Exercise instructions: From the material below, extract every line that contains the string "home" and list those lines.

Input:
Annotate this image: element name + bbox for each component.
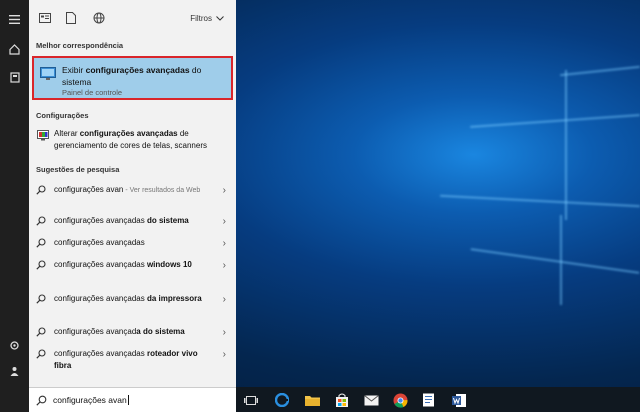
document-app-icon [423, 393, 434, 406]
chevron-right-icon: › [222, 294, 226, 305]
search-icon [36, 238, 46, 250]
start-button[interactable] [0, 387, 29, 412]
filters-dropdown[interactable]: Filtros [190, 14, 224, 23]
task-view-button[interactable] [242, 391, 260, 409]
store-button[interactable] [333, 391, 351, 409]
search-icon [36, 395, 47, 408]
edge-icon [275, 393, 289, 407]
suggestion-item[interactable]: configurações avançadas do sistema › [29, 215, 236, 229]
feedback-person-icon [10, 366, 19, 376]
chevron-right-icon: › [222, 185, 226, 196]
file-explorer-button[interactable] [303, 391, 321, 409]
search-icon [36, 216, 46, 228]
chevron-right-icon: › [222, 216, 226, 227]
documents-filter-button[interactable] [63, 10, 79, 26]
best-match-title: Exibir configurações avançadas do sistem… [62, 65, 202, 87]
hamburger-menu-button[interactable] [0, 6, 29, 32]
chrome-button[interactable] [391, 391, 409, 409]
search-box[interactable]: configurações avan [29, 387, 236, 412]
text-caret [127, 395, 129, 405]
edge-browser-button[interactable] [273, 391, 291, 409]
settings-result-item[interactable]: Alterar configurações avançadas de geren… [29, 128, 236, 156]
app-button[interactable] [420, 391, 438, 409]
gear-icon [10, 340, 19, 350]
task-view-icon [244, 395, 258, 405]
store-bag-icon [336, 393, 348, 407]
home-button[interactable] [0, 36, 29, 62]
notebook-icon [9, 71, 20, 83]
suggestions-heading: Sugestões de pesquisa [36, 165, 120, 174]
apps-icon [39, 13, 51, 23]
notebook-button[interactable] [0, 64, 29, 90]
word-icon [451, 393, 466, 407]
filter-bar: Filtros [29, 0, 236, 36]
search-results-panel: Filtros Melhor correspondência Exibir co… [29, 0, 236, 387]
chevron-right-icon: › [222, 349, 226, 360]
display-settings-icon [37, 130, 49, 143]
mail-button[interactable] [362, 391, 380, 409]
search-input[interactable]: configurações avan [53, 395, 129, 405]
settings-button[interactable] [0, 332, 29, 358]
word-button[interactable] [450, 391, 468, 409]
chevron-right-icon: › [222, 238, 226, 249]
document-icon [66, 12, 76, 24]
mail-icon [363, 394, 379, 405]
web-filter-button[interactable] [91, 10, 107, 26]
folder-icon [304, 396, 320, 406]
chrome-icon [393, 393, 408, 408]
suggestion-item[interactable]: configurações avançadas da impressora › [29, 293, 236, 319]
chevron-down-icon [216, 16, 224, 21]
suggestion-item[interactable]: configurações avançada do sistema › [29, 326, 236, 340]
suggestion-item[interactable]: configurações avan - Ver resultados da W… [29, 184, 236, 208]
best-match-subtitle: Painel de controle [62, 88, 123, 97]
system-monitor-icon [40, 67, 56, 83]
best-match-heading: Melhor correspondência [36, 41, 124, 50]
search-icon [36, 185, 46, 197]
chevron-right-icon: › [222, 327, 226, 338]
search-icon [36, 294, 46, 306]
search-icon [36, 260, 46, 272]
home-icon [9, 43, 20, 55]
hamburger-icon [9, 14, 20, 24]
search-icon [36, 349, 46, 361]
suggestion-item[interactable]: configurações avançadas roteador vivo fi… [29, 348, 236, 374]
settings-heading: Configurações [36, 111, 89, 120]
web-globe-icon [93, 12, 105, 24]
apps-filter-button[interactable] [37, 10, 53, 26]
suggestion-item[interactable]: configurações avançadas › [29, 237, 236, 251]
suggestion-item[interactable]: configurações avançadas windows 10 › [29, 259, 236, 285]
settings-result-label: Alterar configurações avançadas de geren… [54, 129, 207, 150]
chevron-right-icon: › [222, 260, 226, 271]
best-match-result[interactable]: Exibir configurações avançadas do sistem… [32, 56, 233, 100]
start-left-rail [0, 0, 29, 387]
feedback-button[interactable] [0, 358, 29, 384]
search-icon [36, 327, 46, 339]
filters-label: Filtros [190, 14, 212, 23]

Reply to the exercise:
home-button[interactable] [0, 36, 29, 62]
home-icon [9, 43, 20, 55]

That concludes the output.